* [What is needed]:
Take the material and output all of it exactly.
******
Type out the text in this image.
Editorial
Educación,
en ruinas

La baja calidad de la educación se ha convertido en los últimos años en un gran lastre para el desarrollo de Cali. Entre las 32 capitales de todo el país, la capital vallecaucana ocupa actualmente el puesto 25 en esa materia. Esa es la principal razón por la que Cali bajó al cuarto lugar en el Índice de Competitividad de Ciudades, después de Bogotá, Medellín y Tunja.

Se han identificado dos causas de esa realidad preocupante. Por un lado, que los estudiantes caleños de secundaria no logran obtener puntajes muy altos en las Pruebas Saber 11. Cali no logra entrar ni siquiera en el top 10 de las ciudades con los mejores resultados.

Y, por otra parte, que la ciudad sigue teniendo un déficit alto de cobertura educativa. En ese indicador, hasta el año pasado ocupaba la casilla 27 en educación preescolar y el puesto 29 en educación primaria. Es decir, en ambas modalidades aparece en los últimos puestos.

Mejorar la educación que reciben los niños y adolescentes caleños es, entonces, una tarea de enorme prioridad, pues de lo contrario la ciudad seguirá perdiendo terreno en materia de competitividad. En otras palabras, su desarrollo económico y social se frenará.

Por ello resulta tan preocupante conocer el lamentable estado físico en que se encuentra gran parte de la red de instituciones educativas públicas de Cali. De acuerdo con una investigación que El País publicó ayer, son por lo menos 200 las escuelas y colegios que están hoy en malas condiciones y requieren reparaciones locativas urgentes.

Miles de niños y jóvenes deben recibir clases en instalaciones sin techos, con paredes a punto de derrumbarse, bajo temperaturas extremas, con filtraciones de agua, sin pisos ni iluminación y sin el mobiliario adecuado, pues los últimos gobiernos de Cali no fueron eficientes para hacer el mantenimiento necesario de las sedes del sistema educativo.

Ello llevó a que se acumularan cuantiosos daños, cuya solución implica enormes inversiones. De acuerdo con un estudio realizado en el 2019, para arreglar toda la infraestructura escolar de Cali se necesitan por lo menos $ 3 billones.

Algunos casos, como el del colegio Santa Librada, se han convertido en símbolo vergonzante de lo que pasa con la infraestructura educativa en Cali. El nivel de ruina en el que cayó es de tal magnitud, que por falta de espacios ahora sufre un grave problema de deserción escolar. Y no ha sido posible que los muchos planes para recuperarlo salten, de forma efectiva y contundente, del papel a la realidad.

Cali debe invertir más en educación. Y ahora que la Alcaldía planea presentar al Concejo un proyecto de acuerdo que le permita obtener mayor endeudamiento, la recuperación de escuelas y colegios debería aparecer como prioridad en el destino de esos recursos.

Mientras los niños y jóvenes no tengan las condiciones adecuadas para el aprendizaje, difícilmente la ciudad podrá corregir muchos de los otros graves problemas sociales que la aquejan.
******
* [Solution to this exercise]:
Type out the text in this image.
Editorial
Educación,
en ruinas

La baja calidad de la educación se ha convertido en los últimos años en un gran lastre para el desarrollo de Cali. Entre las 32 capitales de todo el país, la capital vallecaucana ocupa actualmente el puesto 25 en esa materia. Esa es la principal razón por la que Cali bajó al cuarto lugar en el Índice de Competitividad de Ciudades, después de Bogotá, Medellín y Tunja.

Se han identificado dos causas de esa realidad preocupante. Por un lado, que los estudiantes caleños de secundaria no logran obtener puntajes muy altos en las Pruebas Saber 11. Cali no logra entrar ni siquiera en el top 10 de las ciudades con los mejores resultados.

Y, por otra parte, que la ciudad sigue teniendo un déficit alto de cobertura educativa. En ese indicador, hasta el año pasado ocupaba la casilla 27 en educación preescolar y el puesto 29 en educación primaria. Es decir, en ambas modalidades aparece en los últimos puestos.

Mejorar la educación que reciben los niños y adolescentes caleños es, entonces, una tarea de enorme prioridad, pues de lo contrario la ciudad seguirá perdiendo terreno en materia de competitividad. En otras palabras, su desarrollo económico y social se frenará.

Por ello resulta tan preocupante conocer el lamentable estado físico en que se encuentra gran parte de la red de instituciones educativas públicas de Cali. De acuerdo con una investigación que El País publicó ayer, son por lo menos 200 las escuelas y colegios que están hoy en malas condiciones y requieren reparaciones locativas urgentes.

Miles de niños y jóvenes deben recibir clases en instalaciones sin techos, con paredes a punto de derrumbarse, bajo temperaturas extremas, con filtraciones de agua, sin pisos ni iluminación y sin el mobiliario adecuado, pues los últimos gobiernos de Cali no fueron eficientes para hacer el mantenimiento necesario de las sedes del sistema educativo.

Ello llevó a que se acumularan cuantiosos daños, cuya solución implica enormes inversiones. De acuerdo con un estudio realizado en el 2019, para arreglar toda la infraestructura escolar de Cali se necesitan por lo menos $ 3 billones.

Algunos casos, como el del colegio Santa Librada, se han convertido en símbolo vergonzante de lo que pasa con la infraestructura educativa en Cali. El nivel de ruina en el que cayó es de tal magnitud, que por falta de espacios ahora sufre un grave problema de deserción escolar. Y no ha sido posible que los muchos planes para recuperarlo salten, de forma efectiva y contundente, del papel a la realidad.

Cali debe invertir más en educación. Y ahora que la Alcaldía planea presentar al Concejo un proyecto de acuerdo que le permita obtener mayor endeudamiento, la recuperación de escuelas y colegios debería aparecer como prioridad en el destino de esos recursos.

Mientras los niños y jóvenes no tengan las condiciones adecuadas para el aprendizaje, difícilmente la ciudad podrá corregir muchos de los otros graves problemas sociales que la aquejan.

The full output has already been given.